[Page layout parsing data]
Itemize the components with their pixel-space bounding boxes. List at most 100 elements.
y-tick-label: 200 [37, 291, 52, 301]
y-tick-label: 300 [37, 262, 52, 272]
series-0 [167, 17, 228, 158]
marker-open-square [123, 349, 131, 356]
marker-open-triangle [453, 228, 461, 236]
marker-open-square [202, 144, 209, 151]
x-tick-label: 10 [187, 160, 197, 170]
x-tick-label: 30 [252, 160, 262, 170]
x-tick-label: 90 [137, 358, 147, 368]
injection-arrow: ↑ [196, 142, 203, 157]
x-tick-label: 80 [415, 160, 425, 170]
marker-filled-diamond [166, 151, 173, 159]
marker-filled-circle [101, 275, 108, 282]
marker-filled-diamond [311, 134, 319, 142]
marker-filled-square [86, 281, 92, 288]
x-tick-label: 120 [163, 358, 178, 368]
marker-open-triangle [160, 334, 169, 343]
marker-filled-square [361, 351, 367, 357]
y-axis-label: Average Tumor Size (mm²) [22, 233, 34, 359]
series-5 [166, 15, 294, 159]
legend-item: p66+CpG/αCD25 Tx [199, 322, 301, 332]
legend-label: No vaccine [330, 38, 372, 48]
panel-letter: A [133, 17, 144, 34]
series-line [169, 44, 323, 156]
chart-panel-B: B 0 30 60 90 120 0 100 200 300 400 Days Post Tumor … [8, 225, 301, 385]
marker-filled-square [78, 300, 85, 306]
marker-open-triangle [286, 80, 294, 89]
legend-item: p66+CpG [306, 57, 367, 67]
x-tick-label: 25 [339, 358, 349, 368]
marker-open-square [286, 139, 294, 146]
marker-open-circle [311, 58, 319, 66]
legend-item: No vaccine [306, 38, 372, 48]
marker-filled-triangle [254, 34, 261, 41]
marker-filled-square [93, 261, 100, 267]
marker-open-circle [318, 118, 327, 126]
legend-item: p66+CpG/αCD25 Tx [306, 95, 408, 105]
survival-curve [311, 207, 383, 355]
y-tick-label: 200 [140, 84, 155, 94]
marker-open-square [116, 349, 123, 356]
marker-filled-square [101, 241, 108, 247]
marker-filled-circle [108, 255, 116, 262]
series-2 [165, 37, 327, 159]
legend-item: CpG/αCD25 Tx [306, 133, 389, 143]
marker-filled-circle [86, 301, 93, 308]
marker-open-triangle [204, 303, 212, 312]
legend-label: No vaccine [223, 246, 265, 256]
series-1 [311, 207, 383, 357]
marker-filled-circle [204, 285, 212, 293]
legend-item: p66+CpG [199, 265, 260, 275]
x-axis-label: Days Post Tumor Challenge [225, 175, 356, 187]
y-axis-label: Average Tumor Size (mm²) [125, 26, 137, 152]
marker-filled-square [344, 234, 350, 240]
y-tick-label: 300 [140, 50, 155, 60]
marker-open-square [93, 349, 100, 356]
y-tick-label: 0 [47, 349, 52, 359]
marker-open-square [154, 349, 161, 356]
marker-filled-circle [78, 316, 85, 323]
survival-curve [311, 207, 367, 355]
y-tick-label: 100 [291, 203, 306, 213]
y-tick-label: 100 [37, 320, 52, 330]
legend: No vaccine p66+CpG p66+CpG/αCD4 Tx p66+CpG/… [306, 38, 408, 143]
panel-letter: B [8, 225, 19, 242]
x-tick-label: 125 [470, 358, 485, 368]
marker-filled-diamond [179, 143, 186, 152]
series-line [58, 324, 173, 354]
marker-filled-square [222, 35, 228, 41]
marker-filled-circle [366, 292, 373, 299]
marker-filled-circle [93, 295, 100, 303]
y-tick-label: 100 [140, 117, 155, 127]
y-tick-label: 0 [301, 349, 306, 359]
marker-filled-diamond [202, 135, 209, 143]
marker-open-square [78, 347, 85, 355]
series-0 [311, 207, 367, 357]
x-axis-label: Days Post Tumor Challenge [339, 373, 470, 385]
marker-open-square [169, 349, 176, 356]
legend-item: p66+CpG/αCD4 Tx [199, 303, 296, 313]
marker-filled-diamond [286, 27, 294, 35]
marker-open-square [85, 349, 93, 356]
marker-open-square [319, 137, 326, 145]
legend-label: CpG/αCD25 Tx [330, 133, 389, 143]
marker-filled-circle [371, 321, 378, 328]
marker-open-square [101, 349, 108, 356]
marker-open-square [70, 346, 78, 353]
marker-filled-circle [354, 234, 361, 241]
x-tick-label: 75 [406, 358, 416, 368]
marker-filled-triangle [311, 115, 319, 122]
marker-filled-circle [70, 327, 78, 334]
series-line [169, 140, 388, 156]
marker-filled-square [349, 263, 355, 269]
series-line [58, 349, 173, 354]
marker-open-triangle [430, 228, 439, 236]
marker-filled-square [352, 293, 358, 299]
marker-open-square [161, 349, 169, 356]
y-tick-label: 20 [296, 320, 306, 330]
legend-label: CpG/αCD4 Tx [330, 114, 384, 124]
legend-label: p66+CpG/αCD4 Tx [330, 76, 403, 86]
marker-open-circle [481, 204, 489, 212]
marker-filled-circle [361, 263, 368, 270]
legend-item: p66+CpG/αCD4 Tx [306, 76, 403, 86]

**REQUIRED WORK:**
Would you please filter the lines above and copy every one that includes "axis"?

**TASK SOLUTION:**
y-axis-label: Average Tumor Size (mm²) [22, 233, 34, 359]
x-axis-label: Days Post Tumor Challenge [225, 175, 356, 187]
y-axis-label: Average Tumor Size (mm²) [125, 26, 137, 152]
x-axis-label: Days Post Tumor Challenge [339, 373, 470, 385]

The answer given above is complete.